> **Provided material**
· · · ·
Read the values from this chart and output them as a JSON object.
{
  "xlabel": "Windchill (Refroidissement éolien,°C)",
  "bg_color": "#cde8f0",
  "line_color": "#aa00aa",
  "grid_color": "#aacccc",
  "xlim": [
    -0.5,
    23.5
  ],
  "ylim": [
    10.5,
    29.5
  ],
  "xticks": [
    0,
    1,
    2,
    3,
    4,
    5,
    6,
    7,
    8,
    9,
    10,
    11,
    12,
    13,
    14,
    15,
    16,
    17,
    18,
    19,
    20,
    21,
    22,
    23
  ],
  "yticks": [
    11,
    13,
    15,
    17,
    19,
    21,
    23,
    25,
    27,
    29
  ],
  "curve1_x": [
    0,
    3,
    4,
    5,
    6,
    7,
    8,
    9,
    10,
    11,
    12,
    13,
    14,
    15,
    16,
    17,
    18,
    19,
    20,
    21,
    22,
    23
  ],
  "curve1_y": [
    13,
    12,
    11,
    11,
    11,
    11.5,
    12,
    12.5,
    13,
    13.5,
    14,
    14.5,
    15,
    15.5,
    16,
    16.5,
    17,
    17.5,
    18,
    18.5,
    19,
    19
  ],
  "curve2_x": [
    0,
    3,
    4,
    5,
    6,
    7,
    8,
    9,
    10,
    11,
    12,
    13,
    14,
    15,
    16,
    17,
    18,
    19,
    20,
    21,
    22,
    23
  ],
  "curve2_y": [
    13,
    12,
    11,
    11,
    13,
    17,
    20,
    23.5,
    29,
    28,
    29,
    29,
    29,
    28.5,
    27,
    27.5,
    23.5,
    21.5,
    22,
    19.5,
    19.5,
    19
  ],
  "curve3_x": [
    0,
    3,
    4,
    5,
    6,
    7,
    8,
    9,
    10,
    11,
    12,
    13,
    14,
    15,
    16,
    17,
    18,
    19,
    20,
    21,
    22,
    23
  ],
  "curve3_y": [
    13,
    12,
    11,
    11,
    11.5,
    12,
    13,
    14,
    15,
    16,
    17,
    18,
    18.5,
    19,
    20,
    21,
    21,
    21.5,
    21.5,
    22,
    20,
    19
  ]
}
· · · ·
> **Set task**
Copy all of the data exactly.

> **Result**
Read the values from this chart and output them as a JSON object.
{
  "xlabel": "Windchill (Refroidissement éolien,°C)",
  "bg_color": "#cde8f0",
  "line_color": "#aa00aa",
  "grid_color": "#aacccc",
  "xlim": [
    -0.5,
    23.5
  ],
  "ylim": [
    10.5,
    29.5
  ],
  "xticks": [
    0,
    1,
    2,
    3,
    4,
    5,
    6,
    7,
    8,
    9,
    10,
    11,
    12,
    13,
    14,
    15,
    16,
    17,
    18,
    19,
    20,
    21,
    22,
    23
  ],
  "yticks": [
    11,
    13,
    15,
    17,
    19,
    21,
    23,
    25,
    27,
    29
  ],
  "curve1_x": [
    0,
    3,
    4,
    5,
    6,
    7,
    8,
    9,
    10,
    11,
    12,
    13,
    14,
    15,
    16,
    17,
    18,
    19,
    20,
    21,
    22,
    23
  ],
  "curve1_y": [
    13,
    12,
    11,
    11,
    11,
    11.5,
    12,
    12.5,
    13,
    13.5,
    14,
    14.5,
    15,
    15.5,
    16,
    16.5,
    17,
    17.5,
    18,
    18.5,
    19,
    19
  ],
  "curve2_x": [
    0,
    3,
    4,
    5,
    6,
    7,
    8,
    9,
    10,
    11,
    12,
    13,
    14,
    15,
    16,
    17,
    18,
    19,
    20,
    21,
    22,
    23
  ],
  "curve2_y": [
    13,
    12,
    11,
    11,
    13,
    17,
    20,
    23.5,
    29,
    28,
    29,
    29,
    29,
    28.5,
    27,
    27.5,
    23.5,
    21.5,
    22,
    19.5,
    19.5,
    19
  ],
  "curve3_x": [
    0,
    3,
    4,
    5,
    6,
    7,
    8,
    9,
    10,
    11,
    12,
    13,
    14,
    15,
    16,
    17,
    18,
    19,
    20,
    21,
    22,
    23
  ],
  "curve3_y": [
    13,
    12,
    11,
    11,
    11.5,
    12,
    13,
    14,
    15,
    16,
    17,
    18,
    18.5,
    19,
    20,
    21,
    21,
    21.5,
    21.5,
    22,
    20,
    19
  ]
}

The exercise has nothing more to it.